Dataset records:
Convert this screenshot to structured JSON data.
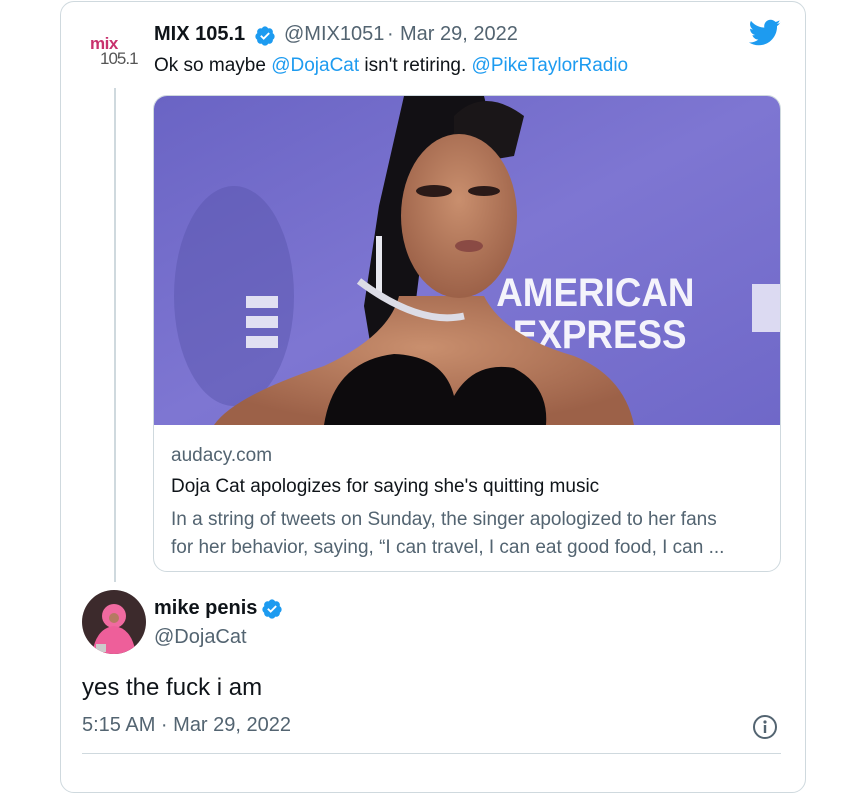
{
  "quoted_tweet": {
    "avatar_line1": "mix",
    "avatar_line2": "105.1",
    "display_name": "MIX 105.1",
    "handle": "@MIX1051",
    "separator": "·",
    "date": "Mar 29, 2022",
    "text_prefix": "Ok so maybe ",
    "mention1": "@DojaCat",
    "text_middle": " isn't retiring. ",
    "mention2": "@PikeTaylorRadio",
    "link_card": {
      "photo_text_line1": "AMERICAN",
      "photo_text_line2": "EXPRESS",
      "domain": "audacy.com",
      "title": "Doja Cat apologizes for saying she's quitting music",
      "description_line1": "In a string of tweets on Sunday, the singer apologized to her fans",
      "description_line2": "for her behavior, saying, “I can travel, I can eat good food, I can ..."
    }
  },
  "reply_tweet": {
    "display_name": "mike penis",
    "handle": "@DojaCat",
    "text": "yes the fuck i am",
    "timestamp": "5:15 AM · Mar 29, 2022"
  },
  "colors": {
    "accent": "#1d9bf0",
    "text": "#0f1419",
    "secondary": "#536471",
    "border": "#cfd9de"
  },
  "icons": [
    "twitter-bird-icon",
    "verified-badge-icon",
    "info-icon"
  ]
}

* * *

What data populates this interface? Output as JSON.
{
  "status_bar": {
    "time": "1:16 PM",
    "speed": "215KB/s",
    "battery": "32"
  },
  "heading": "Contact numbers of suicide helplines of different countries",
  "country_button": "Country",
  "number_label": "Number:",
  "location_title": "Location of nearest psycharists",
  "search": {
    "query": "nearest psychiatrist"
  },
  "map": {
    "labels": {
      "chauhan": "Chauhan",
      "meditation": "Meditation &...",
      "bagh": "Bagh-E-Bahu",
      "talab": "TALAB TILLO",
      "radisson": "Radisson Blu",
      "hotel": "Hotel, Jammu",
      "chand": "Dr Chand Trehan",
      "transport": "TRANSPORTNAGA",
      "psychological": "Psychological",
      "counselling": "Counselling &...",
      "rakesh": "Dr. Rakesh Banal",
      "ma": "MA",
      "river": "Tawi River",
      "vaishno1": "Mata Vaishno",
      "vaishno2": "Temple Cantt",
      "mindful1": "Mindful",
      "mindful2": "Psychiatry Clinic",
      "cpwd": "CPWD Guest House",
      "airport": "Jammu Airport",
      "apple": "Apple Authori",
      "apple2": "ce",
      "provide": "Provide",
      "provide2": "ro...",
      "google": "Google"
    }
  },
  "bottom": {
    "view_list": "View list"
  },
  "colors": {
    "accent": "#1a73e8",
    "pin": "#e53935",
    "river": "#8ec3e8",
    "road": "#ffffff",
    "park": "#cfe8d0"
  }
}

- _What to work on_
From the entries above, copy each line holding "saying".

- _Response below_
      "title": "Doja Cat apologizes for saying she's quitting music",
      "description_line2": "for her behavior, saying, “I can travel, I can eat good food, I can ..."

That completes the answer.